- Exercise details -
Write out the entries again exactly as they are given.

- Records for the task -
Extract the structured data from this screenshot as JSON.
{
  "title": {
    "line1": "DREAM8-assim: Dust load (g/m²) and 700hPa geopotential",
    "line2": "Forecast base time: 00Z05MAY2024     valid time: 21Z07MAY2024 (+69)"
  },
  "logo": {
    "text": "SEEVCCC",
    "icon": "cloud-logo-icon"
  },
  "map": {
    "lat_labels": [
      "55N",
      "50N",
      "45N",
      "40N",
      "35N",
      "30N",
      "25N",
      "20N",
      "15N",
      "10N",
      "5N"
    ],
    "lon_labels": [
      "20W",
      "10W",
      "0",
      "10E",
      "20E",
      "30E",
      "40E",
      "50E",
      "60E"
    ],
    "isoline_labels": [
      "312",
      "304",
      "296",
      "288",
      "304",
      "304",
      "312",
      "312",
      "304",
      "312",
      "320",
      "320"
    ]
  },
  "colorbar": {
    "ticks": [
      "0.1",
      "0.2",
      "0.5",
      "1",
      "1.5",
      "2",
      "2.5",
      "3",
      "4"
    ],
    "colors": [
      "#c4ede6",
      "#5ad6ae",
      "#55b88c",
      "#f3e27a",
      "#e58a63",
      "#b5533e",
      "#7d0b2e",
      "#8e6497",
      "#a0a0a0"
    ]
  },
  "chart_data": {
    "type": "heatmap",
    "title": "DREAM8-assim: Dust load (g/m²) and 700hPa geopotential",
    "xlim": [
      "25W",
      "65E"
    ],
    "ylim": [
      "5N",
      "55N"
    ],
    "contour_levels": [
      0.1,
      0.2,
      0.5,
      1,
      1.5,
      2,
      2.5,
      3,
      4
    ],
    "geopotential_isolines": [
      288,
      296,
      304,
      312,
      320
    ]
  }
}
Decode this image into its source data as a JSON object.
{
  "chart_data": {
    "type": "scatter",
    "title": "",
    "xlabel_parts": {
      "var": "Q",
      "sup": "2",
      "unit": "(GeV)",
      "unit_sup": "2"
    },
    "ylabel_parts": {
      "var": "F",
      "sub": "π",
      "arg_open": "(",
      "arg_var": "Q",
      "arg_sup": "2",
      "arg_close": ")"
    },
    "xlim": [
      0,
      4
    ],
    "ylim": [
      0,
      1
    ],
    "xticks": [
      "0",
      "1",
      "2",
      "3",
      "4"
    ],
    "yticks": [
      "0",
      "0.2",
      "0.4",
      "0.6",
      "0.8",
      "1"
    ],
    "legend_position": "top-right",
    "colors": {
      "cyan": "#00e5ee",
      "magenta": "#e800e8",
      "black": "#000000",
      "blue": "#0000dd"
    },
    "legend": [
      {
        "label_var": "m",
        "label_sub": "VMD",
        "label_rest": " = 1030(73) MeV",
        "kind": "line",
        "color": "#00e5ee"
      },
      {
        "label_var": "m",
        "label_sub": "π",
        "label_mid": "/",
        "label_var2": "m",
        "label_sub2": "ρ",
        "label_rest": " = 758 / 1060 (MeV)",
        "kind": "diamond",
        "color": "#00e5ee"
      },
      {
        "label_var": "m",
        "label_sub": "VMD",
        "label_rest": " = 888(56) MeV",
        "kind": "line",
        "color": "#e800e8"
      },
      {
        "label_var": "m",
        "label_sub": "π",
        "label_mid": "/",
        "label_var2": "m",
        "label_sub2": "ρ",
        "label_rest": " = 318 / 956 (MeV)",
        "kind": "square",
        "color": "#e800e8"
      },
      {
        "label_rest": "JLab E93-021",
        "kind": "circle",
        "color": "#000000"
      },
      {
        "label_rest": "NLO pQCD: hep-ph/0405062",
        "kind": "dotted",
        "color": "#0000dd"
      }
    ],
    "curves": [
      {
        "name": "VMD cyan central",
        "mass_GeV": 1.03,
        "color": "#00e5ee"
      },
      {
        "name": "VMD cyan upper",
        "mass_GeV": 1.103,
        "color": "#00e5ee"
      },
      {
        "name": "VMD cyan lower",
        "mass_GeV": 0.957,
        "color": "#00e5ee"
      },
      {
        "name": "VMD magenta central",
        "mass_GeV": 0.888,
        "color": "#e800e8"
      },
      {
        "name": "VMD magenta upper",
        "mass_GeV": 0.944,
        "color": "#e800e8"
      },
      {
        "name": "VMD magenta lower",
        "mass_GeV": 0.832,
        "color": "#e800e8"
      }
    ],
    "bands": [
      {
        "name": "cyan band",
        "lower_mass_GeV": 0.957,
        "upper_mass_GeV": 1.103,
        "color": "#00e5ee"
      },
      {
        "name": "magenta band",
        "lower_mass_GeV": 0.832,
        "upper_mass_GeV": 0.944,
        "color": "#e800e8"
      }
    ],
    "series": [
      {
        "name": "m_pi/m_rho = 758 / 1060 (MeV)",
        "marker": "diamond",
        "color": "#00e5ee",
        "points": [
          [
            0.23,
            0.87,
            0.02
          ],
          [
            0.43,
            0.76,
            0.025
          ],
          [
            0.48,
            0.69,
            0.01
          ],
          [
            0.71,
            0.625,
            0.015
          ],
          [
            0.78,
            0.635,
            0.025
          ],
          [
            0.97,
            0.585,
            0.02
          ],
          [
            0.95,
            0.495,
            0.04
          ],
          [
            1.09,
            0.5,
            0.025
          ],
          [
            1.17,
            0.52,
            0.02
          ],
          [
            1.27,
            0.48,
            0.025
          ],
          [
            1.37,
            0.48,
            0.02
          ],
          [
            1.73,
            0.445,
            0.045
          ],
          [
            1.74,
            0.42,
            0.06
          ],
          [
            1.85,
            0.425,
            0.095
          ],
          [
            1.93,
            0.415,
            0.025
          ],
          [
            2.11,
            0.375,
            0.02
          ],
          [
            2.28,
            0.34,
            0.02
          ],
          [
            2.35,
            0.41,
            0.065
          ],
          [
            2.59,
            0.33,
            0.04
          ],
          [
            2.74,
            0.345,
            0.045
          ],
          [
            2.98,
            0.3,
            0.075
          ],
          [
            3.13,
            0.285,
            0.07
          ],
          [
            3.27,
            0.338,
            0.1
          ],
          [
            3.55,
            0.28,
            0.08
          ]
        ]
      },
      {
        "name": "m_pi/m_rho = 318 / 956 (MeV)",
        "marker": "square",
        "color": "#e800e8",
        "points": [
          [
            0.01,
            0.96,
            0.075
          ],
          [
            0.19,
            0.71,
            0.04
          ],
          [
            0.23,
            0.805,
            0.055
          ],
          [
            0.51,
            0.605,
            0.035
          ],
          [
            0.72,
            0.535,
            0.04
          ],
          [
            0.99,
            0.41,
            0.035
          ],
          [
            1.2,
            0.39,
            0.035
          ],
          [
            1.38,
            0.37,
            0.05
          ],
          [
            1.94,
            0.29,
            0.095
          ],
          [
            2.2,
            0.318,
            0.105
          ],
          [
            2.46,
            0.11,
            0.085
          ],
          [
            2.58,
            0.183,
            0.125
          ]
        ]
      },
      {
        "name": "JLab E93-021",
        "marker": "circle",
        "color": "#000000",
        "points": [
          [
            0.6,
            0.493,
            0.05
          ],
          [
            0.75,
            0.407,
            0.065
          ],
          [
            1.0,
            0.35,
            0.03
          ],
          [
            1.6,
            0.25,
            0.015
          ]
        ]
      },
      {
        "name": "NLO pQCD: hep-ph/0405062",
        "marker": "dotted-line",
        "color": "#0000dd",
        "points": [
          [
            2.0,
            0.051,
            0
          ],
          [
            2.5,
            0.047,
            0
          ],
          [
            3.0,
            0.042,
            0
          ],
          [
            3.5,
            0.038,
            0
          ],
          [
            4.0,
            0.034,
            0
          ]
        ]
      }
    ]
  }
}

- Expected output -
Extract the structured data from this screenshot as JSON.
{
  "title": {
    "line1": "DREAM8-assim: Dust load (g/m²) and 700hPa geopotential",
    "line2": "Forecast base time: 00Z05MAY2024     valid time: 21Z07MAY2024 (+69)"
  },
  "logo": {
    "text": "SEEVCCC",
    "icon": "cloud-logo-icon"
  },
  "map": {
    "lat_labels": [
      "55N",
      "50N",
      "45N",
      "40N",
      "35N",
      "30N",
      "25N",
      "20N",
      "15N",
      "10N",
      "5N"
    ],
    "lon_labels": [
      "20W",
      "10W",
      "0",
      "10E",
      "20E",
      "30E",
      "40E",
      "50E",
      "60E"
    ],
    "isoline_labels": [
      "312",
      "304",
      "296",
      "288",
      "304",
      "304",
      "312",
      "312",
      "304",
      "312",
      "320",
      "320"
    ]
  },
  "colorbar": {
    "ticks": [
      "0.1",
      "0.2",
      "0.5",
      "1",
      "1.5",
      "2",
      "2.5",
      "3",
      "4"
    ],
    "colors": [
      "#c4ede6",
      "#5ad6ae",
      "#55b88c",
      "#f3e27a",
      "#e58a63",
      "#b5533e",
      "#7d0b2e",
      "#8e6497",
      "#a0a0a0"
    ]
  },
  "chart_data": {
    "type": "heatmap",
    "title": "DREAM8-assim: Dust load (g/m²) and 700hPa geopotential",
    "xlim": [
      "25W",
      "65E"
    ],
    "ylim": [
      "5N",
      "55N"
    ],
    "contour_levels": [
      0.1,
      0.2,
      0.5,
      1,
      1.5,
      2,
      2.5,
      3,
      4
    ],
    "geopotential_isolines": [
      288,
      296,
      304,
      312,
      320
    ]
  }
}
Decode this image into its source data as a JSON object.
{
  "chart_data": {
    "type": "scatter",
    "title": "",
    "xlabel_parts": {
      "var": "Q",
      "sup": "2",
      "unit": "(GeV)",
      "unit_sup": "2"
    },
    "ylabel_parts": {
      "var": "F",
      "sub": "π",
      "arg_open": "(",
      "arg_var": "Q",
      "arg_sup": "2",
      "arg_close": ")"
    },
    "xlim": [
      0,
      4
    ],
    "ylim": [
      0,
      1
    ],
    "xticks": [
      "0",
      "1",
      "2",
      "3",
      "4"
    ],
    "yticks": [
      "0",
      "0.2",
      "0.4",
      "0.6",
      "0.8",
      "1"
    ],
    "legend_position": "top-right",
    "colors": {
      "cyan": "#00e5ee",
      "magenta": "#e800e8",
      "black": "#000000",
      "blue": "#0000dd"
    },
    "legend": [
      {
        "label_var": "m",
        "label_sub": "VMD",
        "label_rest": " = 1030(73) MeV",
        "kind": "line",
        "color": "#00e5ee"
      },
      {
        "label_var": "m",
        "label_sub": "π",
        "label_mid": "/",
        "label_var2": "m",
        "label_sub2": "ρ",
        "label_rest": " = 758 / 1060 (MeV)",
        "kind": "diamond",
        "color": "#00e5ee"
      },
      {
        "label_var": "m",
        "label_sub": "VMD",
        "label_rest": " = 888(56) MeV",
        "kind": "line",
        "color": "#e800e8"
      },
      {
        "label_var": "m",
        "label_sub": "π",
        "label_mid": "/",
        "label_var2": "m",
        "label_sub2": "ρ",
        "label_rest": " = 318 / 956 (MeV)",
        "kind": "square",
        "color": "#e800e8"
      },
      {
        "label_rest": "JLab E93-021",
        "kind": "circle",
        "color": "#000000"
      },
      {
        "label_rest": "NLO pQCD: hep-ph/0405062",
        "kind": "dotted",
        "color": "#0000dd"
      }
    ],
    "curves": [
      {
        "name": "VMD cyan central",
        "mass_GeV": 1.03,
        "color": "#00e5ee"
      },
      {
        "name": "VMD cyan upper",
        "mass_GeV": 1.103,
        "color": "#00e5ee"
      },
      {
        "name": "VMD cyan lower",
        "mass_GeV": 0.957,
        "color": "#00e5ee"
      },
      {
        "name": "VMD magenta central",
        "mass_GeV": 0.888,
        "color": "#e800e8"
      },
      {
        "name": "VMD magenta upper",
        "mass_GeV": 0.944,
        "color": "#e800e8"
      },
      {
        "name": "VMD magenta lower",
        "mass_GeV": 0.832,
        "color": "#e800e8"
      }
    ],
    "bands": [
      {
        "name": "cyan band",
        "lower_mass_GeV": 0.957,
        "upper_mass_GeV": 1.103,
        "color": "#00e5ee"
      },
      {
        "name": "magenta band",
        "lower_mass_GeV": 0.832,
        "upper_mass_GeV": 0.944,
        "color": "#e800e8"
      }
    ],
    "series": [
      {
        "name": "m_pi/m_rho = 758 / 1060 (MeV)",
        "marker": "diamond",
        "color": "#00e5ee",
        "points": [
          [
            0.23,
            0.87,
            0.02
          ],
          [
            0.43,
            0.76,
            0.025
          ],
          [
            0.48,
            0.69,
            0.01
          ],
          [
            0.71,
            0.625,
            0.015
          ],
          [
            0.78,
            0.635,
            0.025
          ],
          [
            0.97,
            0.585,
            0.02
          ],
          [
            0.95,
            0.495,
            0.04
          ],
          [
            1.09,
            0.5,
            0.025
          ],
          [
            1.17,
            0.52,
            0.02
          ],
          [
            1.27,
            0.48,
            0.025
          ],
          [
            1.37,
            0.48,
            0.02
          ],
          [
            1.73,
            0.445,
            0.045
          ],
          [
            1.74,
            0.42,
            0.06
          ],
          [
            1.85,
            0.425,
            0.095
          ],
          [
            1.93,
            0.415,
            0.025
          ],
          [
            2.11,
            0.375,
            0.02
          ],
          [
            2.28,
            0.34,
            0.02
          ],
          [
            2.35,
            0.41,
            0.065
          ],
          [
            2.59,
            0.33,
            0.04
          ],
          [
            2.74,
            0.345,
            0.045
          ],
          [
            2.98,
            0.3,
            0.075
          ],
          [
            3.13,
            0.285,
            0.07
          ],
          [
            3.27,
            0.338,
            0.1
          ],
          [
            3.55,
            0.28,
            0.08
          ]
        ]
      },
      {
        "name": "m_pi/m_rho = 318 / 956 (MeV)",
        "marker": "square",
        "color": "#e800e8",
        "points": [
          [
            0.01,
            0.96,
            0.075
          ],
          [
            0.19,
            0.71,
            0.04
          ],
          [
            0.23,
            0.805,
            0.055
          ],
          [
            0.51,
            0.605,
            0.035
          ],
          [
            0.72,
            0.535,
            0.04
          ],
          [
            0.99,
            0.41,
            0.035
          ],
          [
            1.2,
            0.39,
            0.035
          ],
          [
            1.38,
            0.37,
            0.05
          ],
          [
            1.94,
            0.29,
            0.095
          ],
          [
            2.2,
            0.318,
            0.105
          ],
          [
            2.46,
            0.11,
            0.085
          ],
          [
            2.58,
            0.183,
            0.125
          ]
        ]
      },
      {
        "name": "JLab E93-021",
        "marker": "circle",
        "color": "#000000",
        "points": [
          [
            0.6,
            0.493,
            0.05
          ],
          [
            0.75,
            0.407,
            0.065
          ],
          [
            1.0,
            0.35,
            0.03
          ],
          [
            1.6,
            0.25,
            0.015
          ]
        ]
      },
      {
        "name": "NLO pQCD: hep-ph/0405062",
        "marker": "dotted-line",
        "color": "#0000dd",
        "points": [
          [
            2.0,
            0.051,
            0
          ],
          [
            2.5,
            0.047,
            0
          ],
          [
            3.0,
            0.042,
            0
          ],
          [
            3.5,
            0.038,
            0
          ],
          [
            4.0,
            0.034,
            0
          ]
        ]
      }
    ]
  }
}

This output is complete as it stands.